## Exercise brief:
Only the number is wanted: how many lines contain the string "name"?

____ Stored records

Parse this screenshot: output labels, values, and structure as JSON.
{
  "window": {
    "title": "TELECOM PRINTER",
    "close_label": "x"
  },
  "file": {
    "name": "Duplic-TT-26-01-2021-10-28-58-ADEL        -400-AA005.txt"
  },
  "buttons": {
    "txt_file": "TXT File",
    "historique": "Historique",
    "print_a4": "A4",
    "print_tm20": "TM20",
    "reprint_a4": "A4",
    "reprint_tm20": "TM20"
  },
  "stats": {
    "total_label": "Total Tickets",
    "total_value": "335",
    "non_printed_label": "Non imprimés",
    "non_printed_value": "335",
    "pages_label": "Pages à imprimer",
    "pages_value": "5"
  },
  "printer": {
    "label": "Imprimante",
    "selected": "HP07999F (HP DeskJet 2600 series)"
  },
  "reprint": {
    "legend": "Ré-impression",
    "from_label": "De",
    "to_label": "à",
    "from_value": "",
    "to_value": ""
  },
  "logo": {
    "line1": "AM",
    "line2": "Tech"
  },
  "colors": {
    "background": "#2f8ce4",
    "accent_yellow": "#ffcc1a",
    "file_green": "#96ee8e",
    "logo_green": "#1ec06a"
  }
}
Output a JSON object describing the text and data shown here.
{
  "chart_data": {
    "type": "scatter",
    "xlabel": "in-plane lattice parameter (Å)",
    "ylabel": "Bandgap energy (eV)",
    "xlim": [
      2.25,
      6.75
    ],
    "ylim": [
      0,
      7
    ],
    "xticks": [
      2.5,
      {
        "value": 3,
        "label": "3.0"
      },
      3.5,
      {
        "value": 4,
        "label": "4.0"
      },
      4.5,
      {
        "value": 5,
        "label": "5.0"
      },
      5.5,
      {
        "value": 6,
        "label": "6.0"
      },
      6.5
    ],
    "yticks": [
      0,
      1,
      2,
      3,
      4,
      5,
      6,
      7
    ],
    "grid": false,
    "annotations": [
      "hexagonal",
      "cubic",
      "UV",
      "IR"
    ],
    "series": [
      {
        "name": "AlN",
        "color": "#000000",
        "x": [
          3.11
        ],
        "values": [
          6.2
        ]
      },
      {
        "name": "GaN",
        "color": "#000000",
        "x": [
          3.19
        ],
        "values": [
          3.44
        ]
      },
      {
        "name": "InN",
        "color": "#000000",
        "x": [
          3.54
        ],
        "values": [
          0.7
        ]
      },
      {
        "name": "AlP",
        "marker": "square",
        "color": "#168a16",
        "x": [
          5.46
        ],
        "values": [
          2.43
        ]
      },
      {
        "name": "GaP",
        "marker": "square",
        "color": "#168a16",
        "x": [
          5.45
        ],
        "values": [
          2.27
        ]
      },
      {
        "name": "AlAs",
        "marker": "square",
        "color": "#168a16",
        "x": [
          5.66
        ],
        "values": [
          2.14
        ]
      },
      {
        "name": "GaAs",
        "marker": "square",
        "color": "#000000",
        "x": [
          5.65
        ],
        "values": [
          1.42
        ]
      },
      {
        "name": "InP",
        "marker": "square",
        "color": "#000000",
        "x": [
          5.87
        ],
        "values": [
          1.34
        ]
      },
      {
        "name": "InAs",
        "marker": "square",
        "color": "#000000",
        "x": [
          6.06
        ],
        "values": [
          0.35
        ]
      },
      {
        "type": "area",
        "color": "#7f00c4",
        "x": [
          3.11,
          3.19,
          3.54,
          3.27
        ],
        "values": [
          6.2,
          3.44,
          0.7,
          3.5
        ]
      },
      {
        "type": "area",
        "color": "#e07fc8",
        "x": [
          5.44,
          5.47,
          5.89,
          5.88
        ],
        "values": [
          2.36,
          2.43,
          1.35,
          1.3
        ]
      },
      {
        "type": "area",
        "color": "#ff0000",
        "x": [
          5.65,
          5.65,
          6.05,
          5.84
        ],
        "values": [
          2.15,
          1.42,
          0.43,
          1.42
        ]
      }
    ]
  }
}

________

## Complete answer:
10